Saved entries
◇ ◇ ◇ ◇
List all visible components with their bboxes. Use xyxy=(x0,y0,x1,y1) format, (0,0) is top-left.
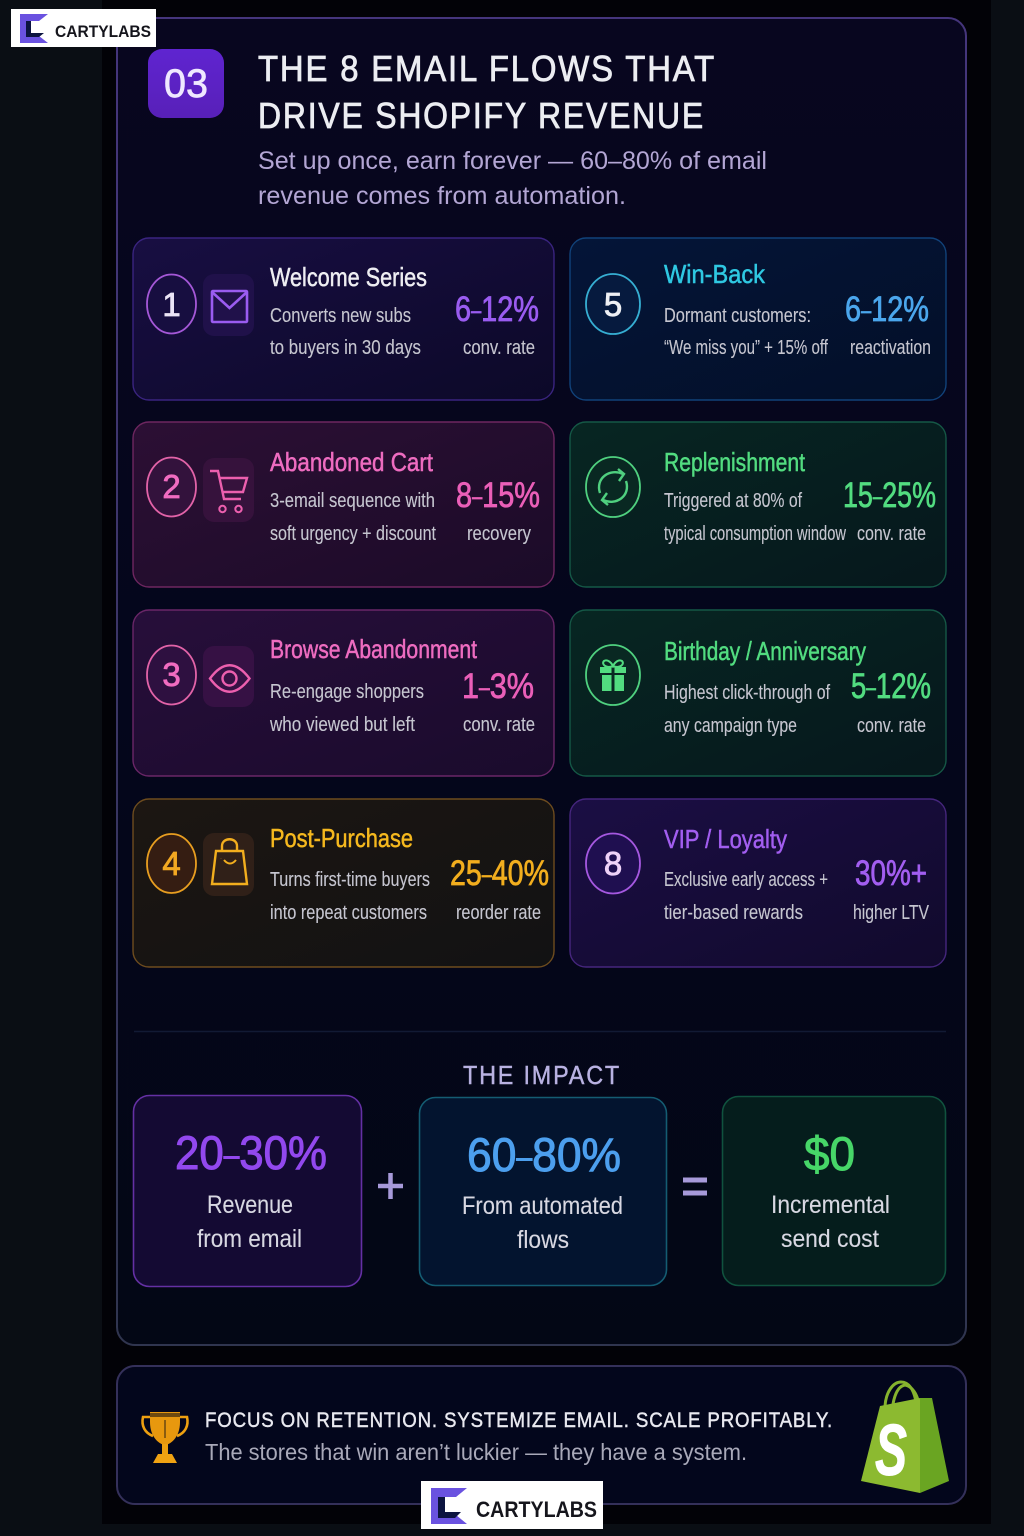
impact box: incremental send cost xyxy=(722,1096,946,1286)
flow text: 3-email sequence with xyxy=(270,490,435,512)
flow text: Replenishment xyxy=(664,447,806,477)
stat: higher LTV xyxy=(853,902,930,924)
flow text xyxy=(664,447,846,545)
number 4: 4 xyxy=(162,845,181,882)
flow text xyxy=(269,634,478,736)
stat: 40% xyxy=(492,854,549,893)
banner text: FOCUS ON RETENTION. SYSTEMIZE EMAIL. SCALE PROFITABLY. xyxy=(205,1408,833,1432)
stat: recovery xyxy=(467,523,531,545)
card 3: Browse Abandonment xyxy=(133,610,554,776)
icon: refresh circle xyxy=(586,457,640,517)
card 4: Post-Purchase xyxy=(133,799,554,967)
flow text: Converts new subs xyxy=(270,305,411,327)
flow text: Post-Purchase xyxy=(270,823,413,853)
impact box: from automated flows xyxy=(420,1098,666,1286)
flow text: tier-based rewards xyxy=(664,902,803,924)
stat: reorder rate xyxy=(456,902,541,924)
stat: 1 xyxy=(462,667,481,706)
card 2: Abandoned Cart xyxy=(133,422,554,587)
flow text: Exclusive early access + xyxy=(664,869,828,891)
flow text: soft urgency + discount xyxy=(270,523,436,545)
stat: – xyxy=(471,298,482,323)
stat: – xyxy=(472,484,483,509)
card 5: Win-Back xyxy=(570,238,946,400)
stat: reactivation xyxy=(850,337,931,359)
stat: – xyxy=(479,675,490,700)
operator: equals xyxy=(683,1180,707,1193)
number 5: 5 xyxy=(604,286,622,323)
impact box: from automated flows: 60 xyxy=(467,1128,519,1181)
flow text xyxy=(664,259,828,359)
flow text: Re-engage shoppers xyxy=(270,681,424,703)
impact box: from automated flows: – xyxy=(516,1141,532,1174)
stat: 8 xyxy=(456,476,475,515)
section number badge: 03 xyxy=(164,62,208,106)
flow text: Abandoned Cart xyxy=(270,447,434,477)
stat xyxy=(462,667,535,736)
number 5 xyxy=(586,274,640,334)
stat: – xyxy=(861,298,872,323)
flow text: into repeat customers xyxy=(270,902,427,924)
flow text: Turns first-time buyers xyxy=(270,869,430,891)
flow text: Triggered at 80% of xyxy=(664,490,802,512)
stat: 12% xyxy=(876,667,931,706)
icon: gift circle xyxy=(586,645,640,705)
panel: main flows panel xyxy=(117,18,966,1345)
impact box: incremental send cost: send cost xyxy=(781,1225,879,1253)
flow text xyxy=(664,824,828,924)
flow text: Birthday / Anniversary xyxy=(664,636,866,666)
logo: bottom CartyLabs xyxy=(421,1481,603,1529)
impact box: revenue from email: – xyxy=(224,1139,240,1172)
stat xyxy=(455,290,539,359)
stat: conv. rate xyxy=(463,714,535,736)
impact box: revenue from email: from email xyxy=(197,1225,302,1253)
icon: eye xyxy=(203,646,254,707)
icon: cart xyxy=(203,458,254,522)
subtitle: revenue comes from automation. xyxy=(258,182,626,210)
stat: conv. rate xyxy=(463,337,535,359)
impact box: from automated flows: From automated xyxy=(462,1192,623,1220)
stat: conv. rate xyxy=(857,715,926,737)
flow text: typical consumption window xyxy=(664,523,846,545)
card 6: Replenishment xyxy=(570,422,946,587)
number 3: 3 xyxy=(162,656,181,693)
impact box: incremental send cost: Incremental xyxy=(771,1191,890,1219)
subtitle: Set up once, earn forever — 60–80% of email xyxy=(258,147,767,175)
subtitle xyxy=(258,147,767,210)
banner text xyxy=(205,1408,833,1465)
stat: 25% xyxy=(882,476,936,515)
stat: – xyxy=(866,675,877,700)
flow text: any campaign type xyxy=(664,715,797,737)
number 2: 2 xyxy=(162,468,181,505)
number 8 xyxy=(586,834,640,894)
stat: 25 xyxy=(450,854,489,893)
impact box: revenue from email: 30% xyxy=(239,1126,327,1179)
flow text: who viewed but left xyxy=(269,714,415,736)
flow text: Highest click-through of xyxy=(664,682,830,704)
icon: trophy xyxy=(142,1412,188,1463)
stat: – xyxy=(482,862,492,887)
impact box: revenue from email xyxy=(134,1096,362,1286)
flow text: to buyers in 30 days xyxy=(270,337,421,359)
banner text: The stores that win aren’t luckier — they have a system. xyxy=(205,1439,747,1465)
stat xyxy=(450,854,549,924)
heading: the impact: THE IMPACT xyxy=(463,1060,621,1090)
stat: conv. rate xyxy=(857,523,926,545)
title xyxy=(258,48,716,136)
title: THE 8 EMAIL FLOWS THAT xyxy=(258,48,716,89)
stat xyxy=(851,667,931,737)
flow text: Browse Abandonment xyxy=(270,634,478,664)
logo: bottom CartyLabs: CARTYLABS xyxy=(476,1497,597,1522)
flow text: Welcome Series xyxy=(270,262,427,292)
stat: – xyxy=(873,484,883,509)
impact box: from automated flows: flows xyxy=(517,1226,569,1254)
icon: Shopify bag: S xyxy=(875,1411,907,1491)
impact box: revenue from email: 20 xyxy=(175,1126,227,1179)
flow text xyxy=(270,823,430,924)
number 3 xyxy=(147,646,196,704)
logo: top CartyLabs: CARTYLABS xyxy=(55,22,151,41)
operator: plus xyxy=(378,1173,403,1199)
stat: 12% xyxy=(481,290,539,329)
logo: top CartyLabs xyxy=(11,9,156,47)
stat xyxy=(853,854,930,924)
flow text xyxy=(664,636,866,737)
title: DRIVE SHOPIFY REVENUE xyxy=(258,95,705,136)
stat: 15% xyxy=(482,476,540,515)
stat: 6 xyxy=(845,290,864,329)
icon: shopping bag xyxy=(203,833,254,896)
impact box: incremental send cost: $0 xyxy=(804,1127,855,1180)
flow text xyxy=(270,447,436,545)
stat: 30%+ xyxy=(855,854,927,893)
flow text: Dormant customers: xyxy=(664,305,811,327)
number 4 xyxy=(147,834,196,893)
stat: 6 xyxy=(455,290,474,329)
stat: 15 xyxy=(843,476,882,515)
stat xyxy=(843,476,936,545)
flow text xyxy=(270,262,427,359)
stat: 3% xyxy=(490,667,534,706)
stat xyxy=(456,476,540,545)
impact box: from automated flows: 80% xyxy=(532,1128,621,1181)
flow text: VIP / Loyalty xyxy=(664,824,787,854)
icon: Shopify bag xyxy=(861,1382,949,1493)
card 8: VIP / Loyalty xyxy=(570,799,946,967)
panel: closing banner xyxy=(117,1366,966,1504)
number 2 xyxy=(147,458,196,516)
flow text: “We miss you” + 15% off xyxy=(664,337,828,359)
impact box: revenue from email: Revenue xyxy=(207,1191,293,1219)
section number badge xyxy=(148,49,224,118)
icon: envelope xyxy=(203,274,254,336)
stat xyxy=(845,290,931,359)
card 7: Birthday / Anniversary xyxy=(570,610,946,776)
card 1: Welcome Series xyxy=(133,238,554,400)
number 1: 1 xyxy=(162,286,181,323)
stat: 5 xyxy=(851,667,870,706)
number 8: 8 xyxy=(604,845,622,882)
flow text: Win-Back xyxy=(664,259,766,289)
number 1 xyxy=(147,274,196,334)
stat: 12% xyxy=(871,290,929,329)
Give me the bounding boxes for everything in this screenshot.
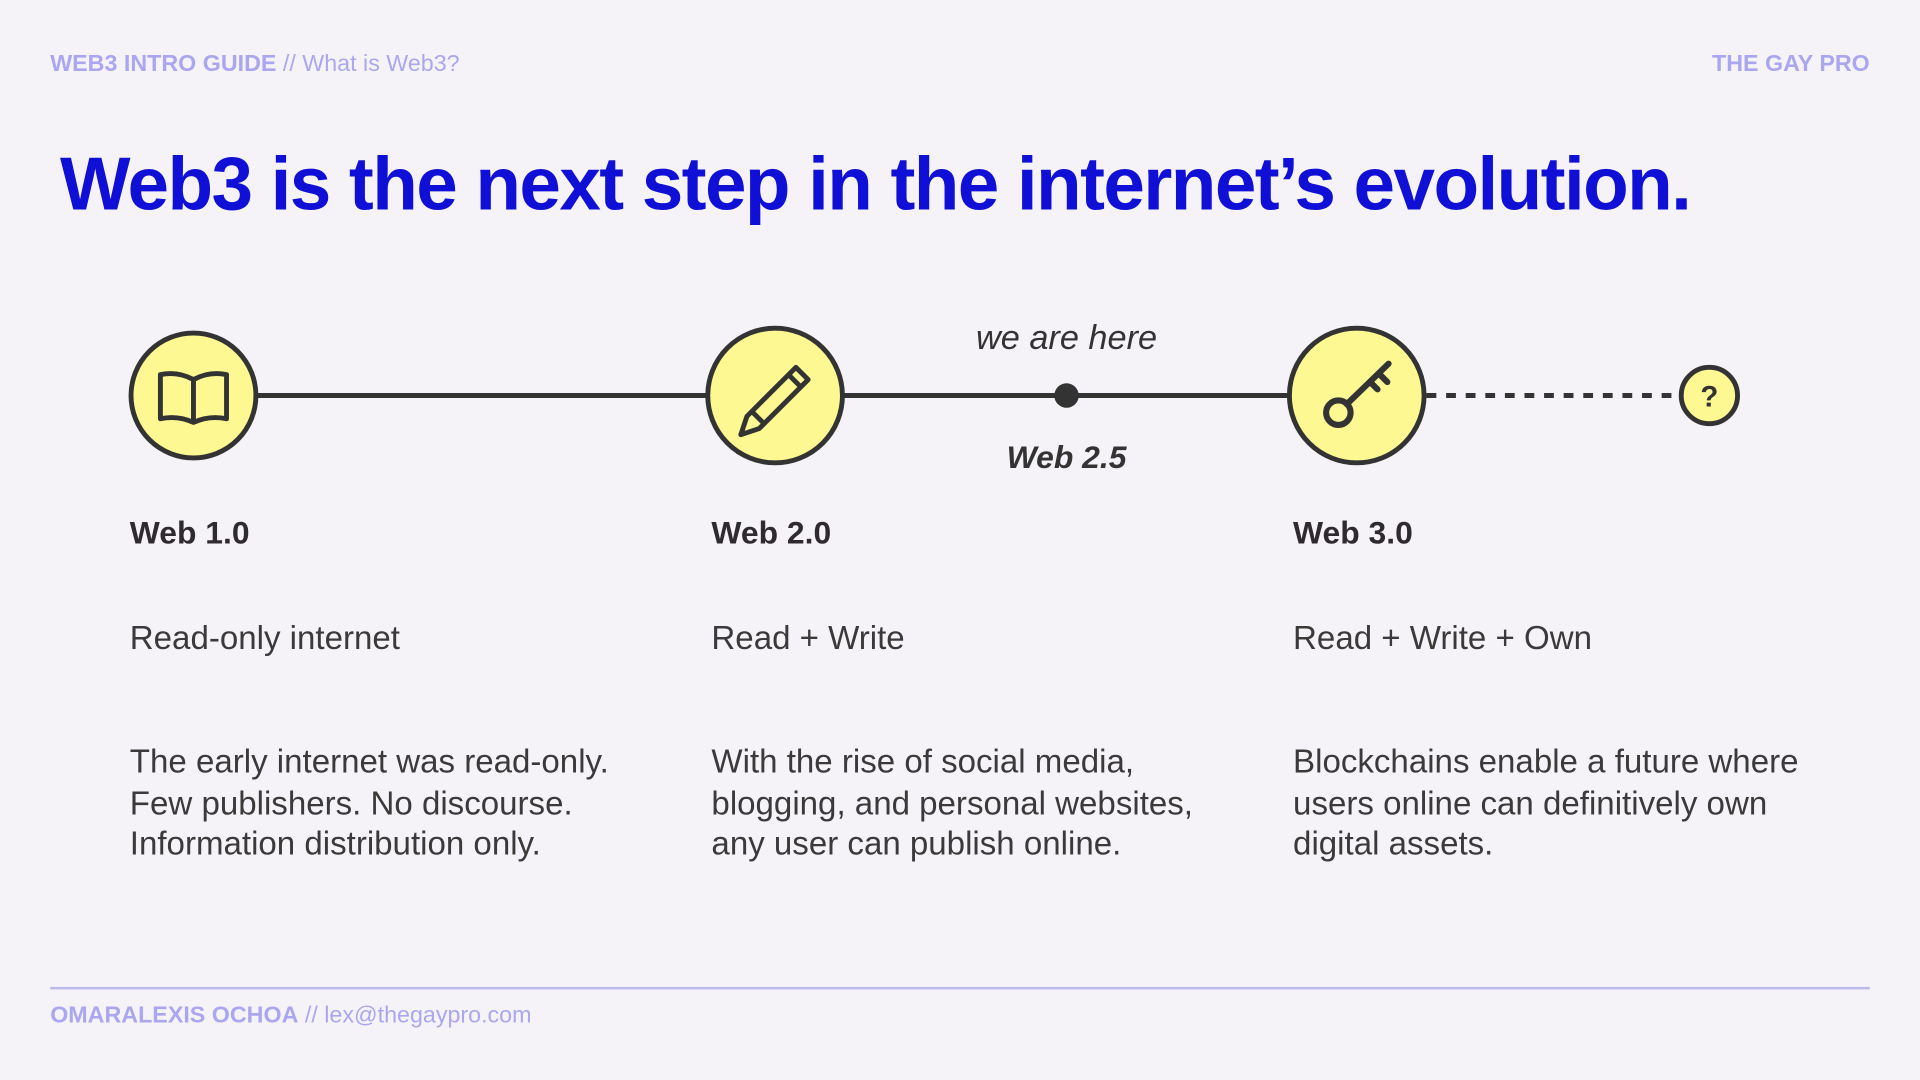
icon: question [1681,367,1738,424]
column: web 2.0 [711,514,1193,862]
icon: pencil [708,328,842,463]
column: web 2.0: Web 2.0 [711,514,831,551]
header right: THE GAY PRO [1712,51,1870,77]
icon: key [1289,328,1424,463]
column: web 3.0: Read + Write + Own [1293,620,1592,656]
header left: WEB3 INTRO GUIDE // What is Web3? [50,51,460,77]
column: web 3.0: Web 3.0 [1293,514,1413,551]
column: web 1.0: The early internet was read-only. [130,743,609,780]
title: Web3 is the next step in the internet’s evolution. [60,142,1690,225]
column: web 2.0: any user can publish online. [711,825,1121,862]
column: web 3.0: digital assets. [1293,825,1493,862]
icon: book [131,333,256,458]
column: web 1.0: Information distribution only. [130,825,541,862]
column: web 1.0 [130,514,609,862]
footer: OMARALEXIS OCHOA // lex@thegaypro.com [50,1003,532,1029]
column: web 2.0: With the rise of social media, [711,743,1134,780]
web 2.5 label: Web 2.5 [1007,438,1126,475]
column: web 1.0: Web 1.0 [130,514,250,551]
column: web 3.0 [1293,514,1798,862]
icon: question: ? [1700,381,1718,414]
column: web 1.0: Read-only internet [130,620,400,656]
timeline [128,326,1740,466]
column: web 2.0: blogging, and personal websites, [711,784,1193,821]
column: web 1.0: Few publishers. No discourse. [130,784,573,821]
we are here: we are here [976,318,1157,356]
dot: web 2.5 [1054,383,1079,408]
column: web 3.0: Blockchains enable a future where [1293,743,1798,780]
column: web 3.0: users online can definitively own [1293,784,1767,821]
column: web 2.0: Read + Write [711,620,905,656]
◇ ◇ ◇ ◇
▸ **Objective**:
Please return, unchanged, the lines of the records that start with the line containing "impact box: incremental send cost xyxy=(722,1096,946,1286)" and end with the line containing "card 2: Abandoned Cart xyxy=(133,422,554,587)", including both of those lines.

▸ **Result**:
impact box: incremental send cost xyxy=(722,1096,946,1286)
flow text: 3-email sequence with xyxy=(270,490,435,512)
flow text: Replenishment xyxy=(664,447,806,477)
stat: higher LTV xyxy=(853,902,930,924)
flow text xyxy=(664,447,846,545)
number 4: 4 xyxy=(162,845,181,882)
flow text xyxy=(269,634,478,736)
stat: 40% xyxy=(492,854,549,893)
banner text: FOCUS ON RETENTION. SYSTEMIZE EMAIL. SCALE PROFITABLY. xyxy=(205,1408,833,1432)
stat: recovery xyxy=(467,523,531,545)
card 3: Browse Abandonment xyxy=(133,610,554,776)
icon: refresh circle xyxy=(586,457,640,517)
card 4: Post-Purchase xyxy=(133,799,554,967)
flow text: Converts new subs xyxy=(270,305,411,327)
flow text: Post-Purchase xyxy=(270,823,413,853)
impact box: from automated flows xyxy=(420,1098,666,1286)
flow text: tier-based rewards xyxy=(664,902,803,924)
stat: reorder rate xyxy=(456,902,541,924)
stat: 1 xyxy=(462,667,481,706)
card 2: Abandoned Cart xyxy=(133,422,554,587)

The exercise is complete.